Only the number is wanted: how many lines contain the word "زوجة"?

>> begin Excerpted records

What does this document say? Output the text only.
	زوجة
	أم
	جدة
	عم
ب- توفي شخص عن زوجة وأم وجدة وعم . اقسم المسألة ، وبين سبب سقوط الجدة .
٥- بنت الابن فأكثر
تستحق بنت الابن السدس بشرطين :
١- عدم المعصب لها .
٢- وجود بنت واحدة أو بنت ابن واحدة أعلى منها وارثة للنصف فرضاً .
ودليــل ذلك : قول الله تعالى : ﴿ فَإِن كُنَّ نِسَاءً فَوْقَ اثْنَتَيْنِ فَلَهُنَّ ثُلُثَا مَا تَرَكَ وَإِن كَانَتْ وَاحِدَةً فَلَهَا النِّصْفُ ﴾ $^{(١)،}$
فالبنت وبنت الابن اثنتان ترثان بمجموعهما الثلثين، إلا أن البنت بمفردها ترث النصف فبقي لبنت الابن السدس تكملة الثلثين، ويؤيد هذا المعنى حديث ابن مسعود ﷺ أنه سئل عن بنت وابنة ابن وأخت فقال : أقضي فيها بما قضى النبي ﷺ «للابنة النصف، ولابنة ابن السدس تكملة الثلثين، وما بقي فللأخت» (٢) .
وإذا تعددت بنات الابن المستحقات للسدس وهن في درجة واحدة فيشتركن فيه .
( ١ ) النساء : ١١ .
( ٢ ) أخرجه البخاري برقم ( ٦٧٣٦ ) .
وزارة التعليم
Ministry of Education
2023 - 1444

>> end Excerpted records

Complete response. 2